# WORK TO DO
Copy the entries verbatim, starting at their first line and ending at the line that contains "x-tick-label: 2006 [371,681,401,702]", with both of those lines included.

>> START SUPPLIED DATA

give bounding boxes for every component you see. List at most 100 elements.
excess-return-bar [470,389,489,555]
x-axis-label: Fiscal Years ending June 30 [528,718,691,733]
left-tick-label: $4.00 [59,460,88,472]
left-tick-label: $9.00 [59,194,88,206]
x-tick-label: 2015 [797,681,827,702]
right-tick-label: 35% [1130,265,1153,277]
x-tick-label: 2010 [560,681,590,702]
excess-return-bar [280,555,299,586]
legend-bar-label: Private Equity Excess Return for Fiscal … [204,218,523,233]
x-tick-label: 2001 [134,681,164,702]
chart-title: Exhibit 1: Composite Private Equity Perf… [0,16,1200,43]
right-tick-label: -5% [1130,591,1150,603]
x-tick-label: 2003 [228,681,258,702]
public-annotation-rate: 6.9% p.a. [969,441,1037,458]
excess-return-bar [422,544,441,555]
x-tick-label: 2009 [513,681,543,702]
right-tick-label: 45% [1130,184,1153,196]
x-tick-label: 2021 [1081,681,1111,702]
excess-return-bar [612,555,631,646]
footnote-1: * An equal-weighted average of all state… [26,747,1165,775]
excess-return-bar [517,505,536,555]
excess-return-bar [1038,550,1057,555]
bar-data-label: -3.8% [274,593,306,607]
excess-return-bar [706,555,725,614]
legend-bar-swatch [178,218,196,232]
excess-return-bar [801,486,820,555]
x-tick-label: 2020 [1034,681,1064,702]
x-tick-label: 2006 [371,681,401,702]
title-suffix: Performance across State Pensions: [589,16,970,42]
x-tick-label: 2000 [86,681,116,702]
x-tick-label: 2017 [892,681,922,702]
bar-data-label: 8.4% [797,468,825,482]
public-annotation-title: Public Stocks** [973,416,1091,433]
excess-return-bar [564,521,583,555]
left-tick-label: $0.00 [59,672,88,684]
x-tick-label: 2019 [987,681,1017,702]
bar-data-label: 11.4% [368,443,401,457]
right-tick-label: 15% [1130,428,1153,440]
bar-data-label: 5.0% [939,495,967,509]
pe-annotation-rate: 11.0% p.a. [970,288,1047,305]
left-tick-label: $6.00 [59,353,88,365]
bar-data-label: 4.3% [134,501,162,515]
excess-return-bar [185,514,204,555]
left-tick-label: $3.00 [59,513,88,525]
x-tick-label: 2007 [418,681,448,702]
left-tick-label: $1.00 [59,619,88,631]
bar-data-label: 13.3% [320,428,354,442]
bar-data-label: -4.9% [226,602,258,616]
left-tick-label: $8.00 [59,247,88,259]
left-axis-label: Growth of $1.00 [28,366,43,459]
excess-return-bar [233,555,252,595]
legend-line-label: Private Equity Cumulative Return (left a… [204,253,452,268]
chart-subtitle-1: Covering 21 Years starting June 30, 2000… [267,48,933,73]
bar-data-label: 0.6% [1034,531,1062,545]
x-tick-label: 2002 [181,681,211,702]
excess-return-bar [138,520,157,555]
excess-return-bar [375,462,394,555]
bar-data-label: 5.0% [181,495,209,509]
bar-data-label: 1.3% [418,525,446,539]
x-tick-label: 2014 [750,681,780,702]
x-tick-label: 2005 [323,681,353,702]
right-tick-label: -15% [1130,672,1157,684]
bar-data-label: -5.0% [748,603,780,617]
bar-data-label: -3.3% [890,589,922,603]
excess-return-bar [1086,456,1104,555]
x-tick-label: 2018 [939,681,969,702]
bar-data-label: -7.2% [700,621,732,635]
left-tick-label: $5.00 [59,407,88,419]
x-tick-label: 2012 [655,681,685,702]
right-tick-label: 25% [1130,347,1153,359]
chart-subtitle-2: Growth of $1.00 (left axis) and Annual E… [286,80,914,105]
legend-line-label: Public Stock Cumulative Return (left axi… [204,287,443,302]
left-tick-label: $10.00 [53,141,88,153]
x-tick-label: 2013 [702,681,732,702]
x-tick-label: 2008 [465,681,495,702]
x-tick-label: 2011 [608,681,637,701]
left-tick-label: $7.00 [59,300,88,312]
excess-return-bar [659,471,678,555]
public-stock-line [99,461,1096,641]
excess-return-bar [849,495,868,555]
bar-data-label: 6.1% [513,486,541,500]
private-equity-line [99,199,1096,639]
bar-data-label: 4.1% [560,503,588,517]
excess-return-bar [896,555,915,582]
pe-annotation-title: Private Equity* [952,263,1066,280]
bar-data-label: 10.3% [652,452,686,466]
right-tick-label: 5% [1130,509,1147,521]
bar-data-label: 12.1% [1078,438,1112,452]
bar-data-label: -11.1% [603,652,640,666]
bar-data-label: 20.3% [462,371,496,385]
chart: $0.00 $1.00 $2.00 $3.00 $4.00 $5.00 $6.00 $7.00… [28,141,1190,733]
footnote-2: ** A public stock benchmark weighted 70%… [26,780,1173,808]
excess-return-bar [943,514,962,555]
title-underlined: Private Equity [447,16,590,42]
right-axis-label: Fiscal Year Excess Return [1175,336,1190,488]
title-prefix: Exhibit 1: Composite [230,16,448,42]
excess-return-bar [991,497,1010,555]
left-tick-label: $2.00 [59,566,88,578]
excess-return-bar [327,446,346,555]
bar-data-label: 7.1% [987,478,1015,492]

>> END SUPPLIED DATA

# PROBLEM SOLUTION
give bounding boxes for every component you see. List at most 100 elements.
excess-return-bar [470,389,489,555]
x-axis-label: Fiscal Years ending June 30 [528,718,691,733]
left-tick-label: $4.00 [59,460,88,472]
left-tick-label: $9.00 [59,194,88,206]
x-tick-label: 2015 [797,681,827,702]
right-tick-label: 35% [1130,265,1153,277]
x-tick-label: 2010 [560,681,590,702]
excess-return-bar [280,555,299,586]
legend-bar-label: Private Equity Excess Return for Fiscal … [204,218,523,233]
x-tick-label: 2001 [134,681,164,702]
chart-title: Exhibit 1: Composite Private Equity Perf… [0,16,1200,43]
right-tick-label: -5% [1130,591,1150,603]
x-tick-label: 2003 [228,681,258,702]
public-annotation-rate: 6.9% p.a. [969,441,1037,458]
excess-return-bar [422,544,441,555]
x-tick-label: 2009 [513,681,543,702]
right-tick-label: 45% [1130,184,1153,196]
x-tick-label: 2021 [1081,681,1111,702]
excess-return-bar [612,555,631,646]
footnote-1: * An equal-weighted average of all state… [26,747,1165,775]
excess-return-bar [517,505,536,555]
excess-return-bar [1038,550,1057,555]
bar-data-label: -3.8% [274,593,306,607]
excess-return-bar [706,555,725,614]
legend-bar-swatch [178,218,196,232]
excess-return-bar [801,486,820,555]
x-tick-label: 2020 [1034,681,1064,702]
x-tick-label: 2006 [371,681,401,702]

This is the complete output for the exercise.